THE PROBLEM: Which lines of the records below contain the word "start"? Report each of them in full.

DATA:

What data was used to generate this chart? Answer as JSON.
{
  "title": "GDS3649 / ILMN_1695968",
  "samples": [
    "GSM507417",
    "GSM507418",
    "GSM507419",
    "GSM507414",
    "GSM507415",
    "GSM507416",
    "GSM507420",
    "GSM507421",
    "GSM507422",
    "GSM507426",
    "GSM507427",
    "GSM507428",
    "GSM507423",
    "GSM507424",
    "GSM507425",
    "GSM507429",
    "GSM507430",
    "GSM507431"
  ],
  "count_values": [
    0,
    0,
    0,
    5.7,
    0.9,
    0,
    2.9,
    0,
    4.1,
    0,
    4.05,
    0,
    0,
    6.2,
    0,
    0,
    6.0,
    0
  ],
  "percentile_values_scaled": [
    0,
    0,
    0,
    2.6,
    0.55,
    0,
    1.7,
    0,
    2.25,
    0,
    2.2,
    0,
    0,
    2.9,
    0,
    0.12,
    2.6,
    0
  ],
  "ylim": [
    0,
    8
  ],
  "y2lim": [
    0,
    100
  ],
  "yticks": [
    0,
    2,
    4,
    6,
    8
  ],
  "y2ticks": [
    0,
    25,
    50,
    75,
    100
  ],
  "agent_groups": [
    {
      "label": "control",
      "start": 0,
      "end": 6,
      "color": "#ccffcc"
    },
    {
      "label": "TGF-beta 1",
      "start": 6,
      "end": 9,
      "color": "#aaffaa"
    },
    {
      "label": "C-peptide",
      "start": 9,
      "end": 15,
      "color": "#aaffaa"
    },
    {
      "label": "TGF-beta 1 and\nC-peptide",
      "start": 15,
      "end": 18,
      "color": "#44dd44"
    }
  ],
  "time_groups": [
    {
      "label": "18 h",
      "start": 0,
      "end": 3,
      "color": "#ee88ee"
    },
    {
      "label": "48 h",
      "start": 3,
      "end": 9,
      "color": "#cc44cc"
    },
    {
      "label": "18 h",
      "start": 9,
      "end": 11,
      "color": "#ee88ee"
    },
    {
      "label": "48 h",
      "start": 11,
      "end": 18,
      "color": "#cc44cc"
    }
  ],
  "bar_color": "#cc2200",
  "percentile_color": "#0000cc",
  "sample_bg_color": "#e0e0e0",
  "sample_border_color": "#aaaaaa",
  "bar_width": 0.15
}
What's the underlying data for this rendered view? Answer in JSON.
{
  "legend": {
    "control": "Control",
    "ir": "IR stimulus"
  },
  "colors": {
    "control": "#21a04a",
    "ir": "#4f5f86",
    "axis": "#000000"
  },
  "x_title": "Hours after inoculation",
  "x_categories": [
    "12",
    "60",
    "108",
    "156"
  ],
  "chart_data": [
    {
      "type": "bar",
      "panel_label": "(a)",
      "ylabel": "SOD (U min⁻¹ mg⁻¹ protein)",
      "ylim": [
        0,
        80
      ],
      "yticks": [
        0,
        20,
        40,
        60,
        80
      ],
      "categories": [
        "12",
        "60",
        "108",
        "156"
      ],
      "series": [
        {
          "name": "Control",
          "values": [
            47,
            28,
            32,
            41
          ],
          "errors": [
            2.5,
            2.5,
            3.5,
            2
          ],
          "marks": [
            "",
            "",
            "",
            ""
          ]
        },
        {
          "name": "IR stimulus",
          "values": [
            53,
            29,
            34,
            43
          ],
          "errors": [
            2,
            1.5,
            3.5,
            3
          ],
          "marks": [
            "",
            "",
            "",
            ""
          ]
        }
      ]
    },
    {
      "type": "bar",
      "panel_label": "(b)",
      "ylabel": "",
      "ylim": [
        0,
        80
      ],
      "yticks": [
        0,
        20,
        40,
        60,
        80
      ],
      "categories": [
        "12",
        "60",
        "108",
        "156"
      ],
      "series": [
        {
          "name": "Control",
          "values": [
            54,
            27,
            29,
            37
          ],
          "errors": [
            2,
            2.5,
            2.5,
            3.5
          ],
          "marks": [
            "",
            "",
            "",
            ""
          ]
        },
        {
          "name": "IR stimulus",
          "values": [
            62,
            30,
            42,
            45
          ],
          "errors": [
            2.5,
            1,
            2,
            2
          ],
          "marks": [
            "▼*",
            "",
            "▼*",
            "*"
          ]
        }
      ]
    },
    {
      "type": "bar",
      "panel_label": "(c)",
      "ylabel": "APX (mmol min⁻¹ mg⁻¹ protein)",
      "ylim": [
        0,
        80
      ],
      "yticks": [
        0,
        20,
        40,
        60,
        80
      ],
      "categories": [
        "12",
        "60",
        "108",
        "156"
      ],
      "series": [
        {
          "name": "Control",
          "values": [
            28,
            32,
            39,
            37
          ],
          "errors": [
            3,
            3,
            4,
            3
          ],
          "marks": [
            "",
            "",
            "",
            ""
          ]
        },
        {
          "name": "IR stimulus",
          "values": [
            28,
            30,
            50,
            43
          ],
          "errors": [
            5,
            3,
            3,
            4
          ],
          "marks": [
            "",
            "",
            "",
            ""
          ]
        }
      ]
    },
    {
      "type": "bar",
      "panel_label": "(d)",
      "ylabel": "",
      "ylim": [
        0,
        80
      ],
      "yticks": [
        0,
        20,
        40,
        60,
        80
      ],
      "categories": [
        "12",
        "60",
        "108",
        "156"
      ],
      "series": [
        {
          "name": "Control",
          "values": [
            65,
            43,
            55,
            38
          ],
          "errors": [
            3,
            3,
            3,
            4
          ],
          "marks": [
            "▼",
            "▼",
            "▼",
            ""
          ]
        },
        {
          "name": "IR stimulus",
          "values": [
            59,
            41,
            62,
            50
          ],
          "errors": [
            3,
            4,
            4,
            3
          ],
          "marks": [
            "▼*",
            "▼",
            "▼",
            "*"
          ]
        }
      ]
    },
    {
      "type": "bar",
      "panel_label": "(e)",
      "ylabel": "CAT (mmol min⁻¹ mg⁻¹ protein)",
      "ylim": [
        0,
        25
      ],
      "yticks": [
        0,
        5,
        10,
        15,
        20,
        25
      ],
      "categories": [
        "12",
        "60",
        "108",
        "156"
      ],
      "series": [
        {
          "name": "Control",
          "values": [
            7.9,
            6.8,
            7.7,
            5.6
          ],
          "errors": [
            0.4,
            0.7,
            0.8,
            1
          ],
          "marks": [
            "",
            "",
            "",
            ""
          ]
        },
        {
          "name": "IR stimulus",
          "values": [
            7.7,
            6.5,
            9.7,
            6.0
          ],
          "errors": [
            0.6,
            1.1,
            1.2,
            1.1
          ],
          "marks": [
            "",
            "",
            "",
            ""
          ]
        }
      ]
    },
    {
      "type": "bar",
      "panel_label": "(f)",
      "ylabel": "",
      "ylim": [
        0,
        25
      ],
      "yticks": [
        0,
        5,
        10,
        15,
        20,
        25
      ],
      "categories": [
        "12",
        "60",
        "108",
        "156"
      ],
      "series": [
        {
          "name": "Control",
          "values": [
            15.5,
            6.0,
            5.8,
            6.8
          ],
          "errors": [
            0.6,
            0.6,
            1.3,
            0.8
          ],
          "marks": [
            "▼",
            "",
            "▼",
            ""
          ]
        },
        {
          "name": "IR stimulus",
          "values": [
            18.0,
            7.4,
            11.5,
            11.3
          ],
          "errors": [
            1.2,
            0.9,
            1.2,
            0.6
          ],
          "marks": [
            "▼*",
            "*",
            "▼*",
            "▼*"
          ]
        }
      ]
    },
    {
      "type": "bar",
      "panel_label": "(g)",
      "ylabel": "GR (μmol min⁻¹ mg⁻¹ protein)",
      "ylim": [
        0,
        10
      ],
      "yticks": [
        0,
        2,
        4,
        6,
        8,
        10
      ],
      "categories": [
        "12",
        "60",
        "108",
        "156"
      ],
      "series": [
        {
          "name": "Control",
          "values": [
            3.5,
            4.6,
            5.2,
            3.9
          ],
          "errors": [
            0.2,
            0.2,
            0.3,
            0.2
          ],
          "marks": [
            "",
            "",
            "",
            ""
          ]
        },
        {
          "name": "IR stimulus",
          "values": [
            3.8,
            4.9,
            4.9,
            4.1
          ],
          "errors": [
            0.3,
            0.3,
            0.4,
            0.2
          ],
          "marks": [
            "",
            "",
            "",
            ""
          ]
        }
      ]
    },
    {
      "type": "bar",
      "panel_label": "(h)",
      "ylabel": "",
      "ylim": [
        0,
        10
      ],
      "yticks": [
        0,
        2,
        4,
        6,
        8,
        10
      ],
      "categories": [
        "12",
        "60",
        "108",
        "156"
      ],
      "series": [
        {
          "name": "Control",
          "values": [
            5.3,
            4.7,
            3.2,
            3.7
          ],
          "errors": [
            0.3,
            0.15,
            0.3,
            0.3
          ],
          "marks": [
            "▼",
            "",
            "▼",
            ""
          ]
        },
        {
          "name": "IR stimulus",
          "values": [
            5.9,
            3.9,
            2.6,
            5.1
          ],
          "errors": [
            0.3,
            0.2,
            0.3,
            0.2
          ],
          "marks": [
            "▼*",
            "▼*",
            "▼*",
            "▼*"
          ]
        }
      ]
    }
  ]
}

EXERCISE ANSWER:
      "start": 0,
      "start": 6,
      "start": 9,
      "start": 15,
      "start": 0,
      "start": 3,
      "start": 9,
      "start": 11,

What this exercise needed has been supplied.